Task objective: Without the pictures, reproduce the records that follow exactly.

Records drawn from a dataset
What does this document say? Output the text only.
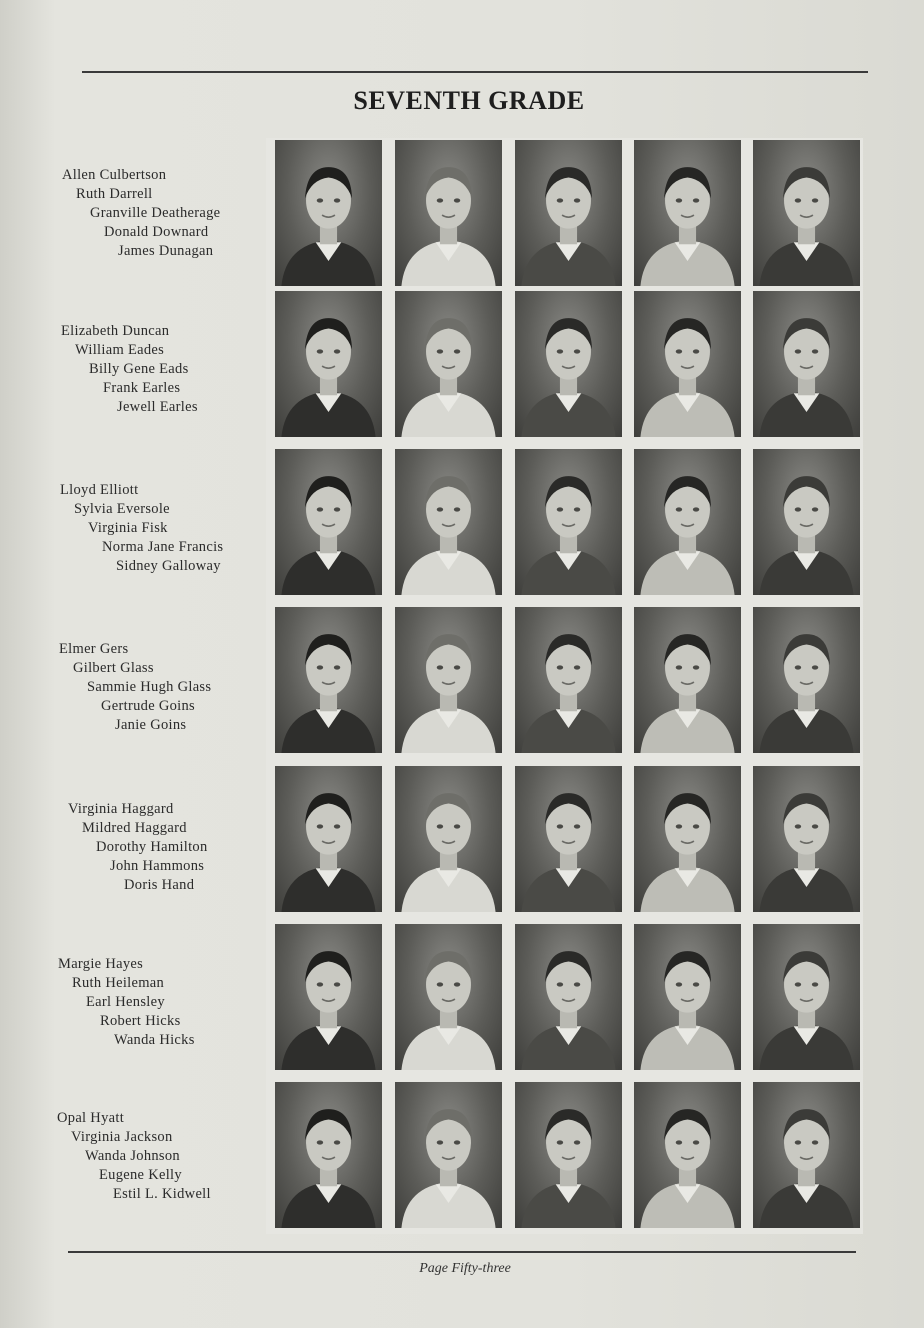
SEVENTH GRADE
Allen Culbertson
Ruth Darrell
Granville Deatherage
Donald Downard
James Dunagan
Elizabeth Duncan
William Eades
Billy Gene Eads
Frank Earles
Jewell Earles
Lloyd Elliott
Sylvia Eversole
Virginia Fisk
Norma Jane Francis
Sidney Galloway
Elmer Gers
Gilbert Glass
Sammie Hugh Glass
Gertrude Goins
Janie Goins
Virginia Haggard
Mildred Haggard
Dorothy Hamilton
John Hammons
Doris Hand
Margie Hayes
Ruth Heileman
Earl Hensley
Robert Hicks
Wanda Hicks
Opal Hyatt
Virginia Jackson
Wanda Johnson
Eugene Kelly
Estil L. Kidwell
Page Fifty-three
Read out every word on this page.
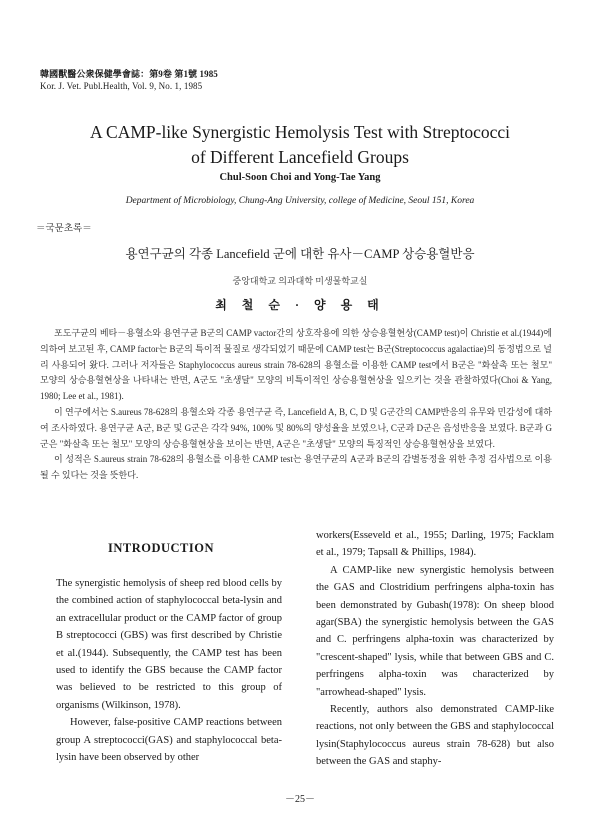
韓國獸醫公衆保健學會誌：第9卷 第1號 1985
Kor. J. Vet. Publ.Health, Vol. 9, No. 1, 1985
A CAMP-like Synergistic Hemolysis Test with Streptococci
of Different Lancefield Groups
Chul-Soon Choi and Yong-Tae Yang
Department of Microbiology, Chung-Ang University, college of Medicine, Seoul 151, Korea
＝국문초록＝
용연구균의 각종 Lancefield 군에 대한 유사－CAMP 상승용혈반응
중앙대학교 의과대학 미생물학교실
최 철 순 · 양 용 태

포도구균의 베타－용혈소와 용연구균 B군의 CAMP vactor간의 상호작용에 의한 상승용혈현상(CAMP test)이 Christie et al.(1944)에 의하여 보고된 후, CAMP factor는 B군의 특이적 물질로 생각되었기 때문에 CAMP test는 B군(Streptococcus agalactiae)의 동정법으로 널리 사용되어 왔다. 그러나 저자들은 Staphylococcus aureus strain 78-628의 용혈소를 이용한 CAMP test에서 B군은 "화살촉 또는 철모" 모양의 상승용혈현상을 나타내는 반면, A군도 "초생달" 모양의 비특이적인 상승용혈현상을 일으키는 것을 관찰하였다(Choi & Yang, 1980; Lee et al., 1981).

이 연구에서는 S.aureus 78-628의 용혈소와 각종 용연구균 즉, Lancefield A, B, C, D 및 G군간의 CAMP반응의 유무와 민감성에 대하여 조사하였다. 용연구균 A군, B군 및 G군은 각각 94%, 100% 및 80%의 양성율을 보였으나, C군과 D군은 음성반응을 보였다. B군과 G군은 "화살촉 또는 철모" 모양의 상승용혈현상을 보이는 반면, A군은 "초생달" 모양의 특징적인 상승용혈현상을 보였다.

이 성적은 S.aureus strain 78-628의 용혈소를 이용한 CAMP test는 용연구균의 A군과 B군의 감별동정을 위한 추정 검사법으로 이용될 수 있다는 것을 뜻한다.

INTRODUCTION

The synergistic hemolysis of sheep red blood cells by the combined action of staphylococcal beta-lysin and an extracellular product or the CAMP factor of group B streptococci (GBS) was first described by Christie et al.(1944). Subsequently, the CAMP test has been used to identify the GBS because the CAMP factor was believed to be restricted to this group of organisms (Wilkinson, 1978).

However, false-positive CAMP reactions between group A streptococci(GAS) and staphylococcal beta-lysin have been observed by other

workers(Esseveld et al., 1955; Darling, 1975; Facklam et al., 1979; Tapsall & Phillips, 1984).

A CAMP-like new synergistic hemolysis between the GAS and Clostridium perfringens alpha-toxin has been demonstrated by Gubash(1978): On sheep blood agar(SBA) the synergistic hemolysis between the GAS and C. perfringens alpha-toxin was characterized by "crescent-shaped" lysis, while that between GBS and C. perfringens alpha-toxin was characterized by "arrowhead-shaped" lysis.

Recently, authors also demonstrated CAMP-like reactions, not only between the GBS and staphylococcal lysin(Staphylococcus aureus strain 78-628) but also between the GAS and staphy-

－25－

The answer:
What does this document say? Output the text only.
SEVENTH GRADE
Allen Culbertson
Ruth Darrell
Granville Deatherage
Donald Downard
James Dunagan
Elizabeth Duncan
William Eades
Billy Gene Eads
Frank Earles
Jewell Earles
Lloyd Elliott
Sylvia Eversole
Virginia Fisk
Norma Jane Francis
Sidney Galloway
Elmer Gers
Gilbert Glass
Sammie Hugh Glass
Gertrude Goins
Janie Goins
Virginia Haggard
Mildred Haggard
Dorothy Hamilton
John Hammons
Doris Hand
Margie Hayes
Ruth Heileman
Earl Hensley
Robert Hicks
Wanda Hicks
Opal Hyatt
Virginia Jackson
Wanda Johnson
Eugene Kelly
Estil L. Kidwell
Page Fifty-three
Read out every word on this page.
韓國獸醫公衆保健學會誌：第9卷 第1號 1985
Kor. J. Vet. Publ.Health, Vol. 9, No. 1, 1985
A CAMP-like Synergistic Hemolysis Test with Streptococci
of Different Lancefield Groups
Chul-Soon Choi and Yong-Tae Yang
Department of Microbiology, Chung-Ang University, college of Medicine, Seoul 151, Korea
＝국문초록＝
용연구균의 각종 Lancefield 군에 대한 유사－CAMP 상승용혈반응
중앙대학교 의과대학 미생물학교실
최 철 순 · 양 용 태

포도구균의 베타－용혈소와 용연구균 B군의 CAMP vactor간의 상호작용에 의한 상승용혈현상(CAMP test)이 Christie et al.(1944)에 의하여 보고된 후, CAMP factor는 B군의 특이적 물질로 생각되었기 때문에 CAMP test는 B군(Streptococcus agalactiae)의 동정법으로 널리 사용되어 왔다. 그러나 저자들은 Staphylococcus aureus strain 78-628의 용혈소를 이용한 CAMP test에서 B군은 "화살촉 또는 철모" 모양의 상승용혈현상을 나타내는 반면, A군도 "초생달" 모양의 비특이적인 상승용혈현상을 일으키는 것을 관찰하였다(Choi & Yang, 1980; Lee et al., 1981).

이 연구에서는 S.aureus 78-628의 용혈소와 각종 용연구균 즉, Lancefield A, B, C, D 및 G군간의 CAMP반응의 유무와 민감성에 대하여 조사하였다. 용연구균 A군, B군 및 G군은 각각 94%, 100% 및 80%의 양성율을 보였으나, C군과 D군은 음성반응을 보였다. B군과 G군은 "화살촉 또는 철모" 모양의 상승용혈현상을 보이는 반면, A군은 "초생달" 모양의 특징적인 상승용혈현상을 보였다.

이 성적은 S.aureus strain 78-628의 용혈소를 이용한 CAMP test는 용연구균의 A군과 B군의 감별동정을 위한 추정 검사법으로 이용될 수 있다는 것을 뜻한다.

INTRODUCTION

The synergistic hemolysis of sheep red blood cells by the combined action of staphylococcal beta-lysin and an extracellular product or the CAMP factor of group B streptococci (GBS) was first described by Christie et al.(1944). Subsequently, the CAMP test has been used to identify the GBS because the CAMP factor was believed to be restricted to this group of organisms (Wilkinson, 1978).

However, false-positive CAMP reactions between group A streptococci(GAS) and staphylococcal beta-lysin have been observed by other

workers(Esseveld et al., 1955; Darling, 1975; Facklam et al., 1979; Tapsall & Phillips, 1984).

A CAMP-like new synergistic hemolysis between the GAS and Clostridium perfringens alpha-toxin has been demonstrated by Gubash(1978): On sheep blood agar(SBA) the synergistic hemolysis between the GAS and C. perfringens alpha-toxin was characterized by "crescent-shaped" lysis, while that between GBS and C. perfringens alpha-toxin was characterized by "arrowhead-shaped" lysis.

Recently, authors also demonstrated CAMP-like reactions, not only between the GBS and staphylococcal lysin(Staphylococcus aureus strain 78-628) but also between the GAS and staphy-

－25－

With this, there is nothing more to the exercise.